*Set exercise:* Every line below that contains "König" is to be copied.

(Extracted records)
-- BEGIN --

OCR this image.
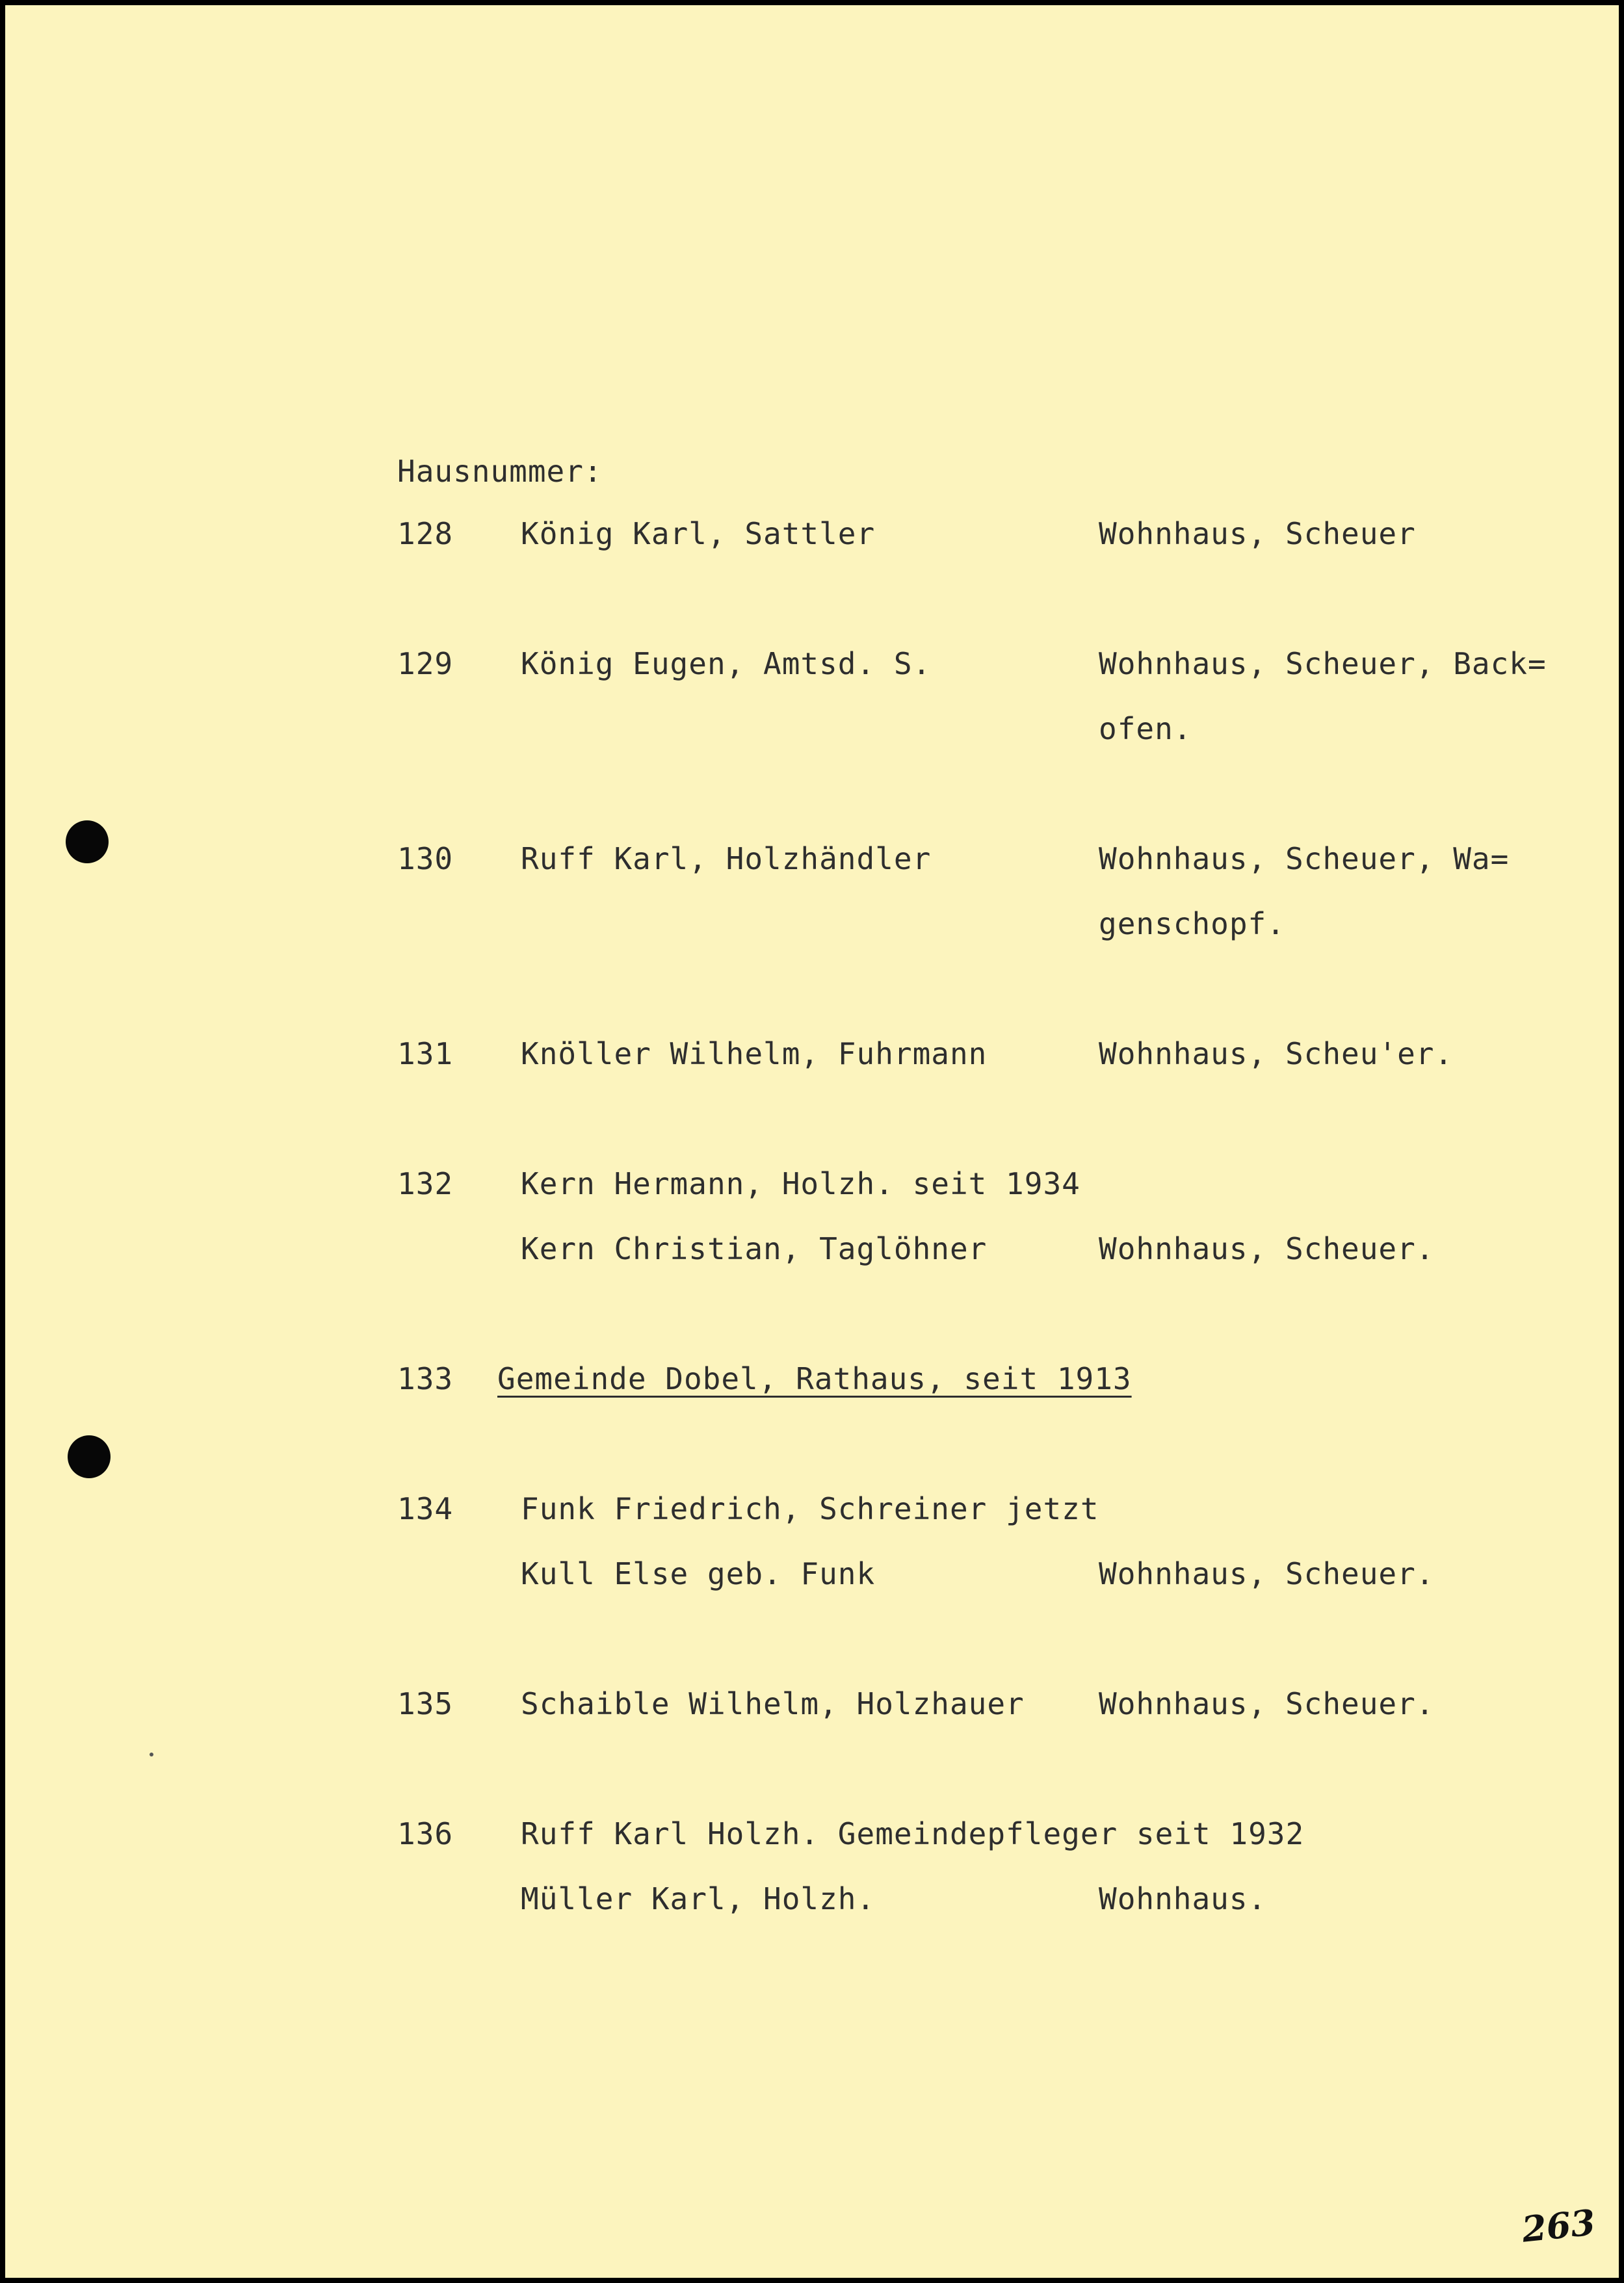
Hausnummer:
128 König Karl, Sattler	Wohnhaus, Scheuer
129 König Eugen, Amtsd. S.	Wohnhaus, Scheuer, Back=
ofen.
130 Ruff Karl, Holzhändler	Wohnhaus, Scheuer, Wa=
genschopf.
131 Knöller Wilhelm, Fuhrmann	Wohnhaus, Scheu'er.
132 Kern Hermann, Holzh. seit 1934
Kern Christian, Taglöhner	Wohnhaus, Scheuer.
133 Gemeinde Dobel, Rathaus, seit 1913
134 Funk Friedrich, Schreiner jetzt
Kull Else geb. Funk	Wohnhaus, Scheuer.
135 Schaible Wilhelm, Holzhauer Wohnhaus, Scheuer.
136 Ruff Karl Holzh. Gemeindepfleger seit 1932
Müller Karl, Holzh.	Wohnhaus.
263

-- END --

*The answer:*
128 König Karl, Sattler	Wohnhaus, Scheuer
129 König Eugen, Amtsd. S.	Wohnhaus, Scheuer, Back=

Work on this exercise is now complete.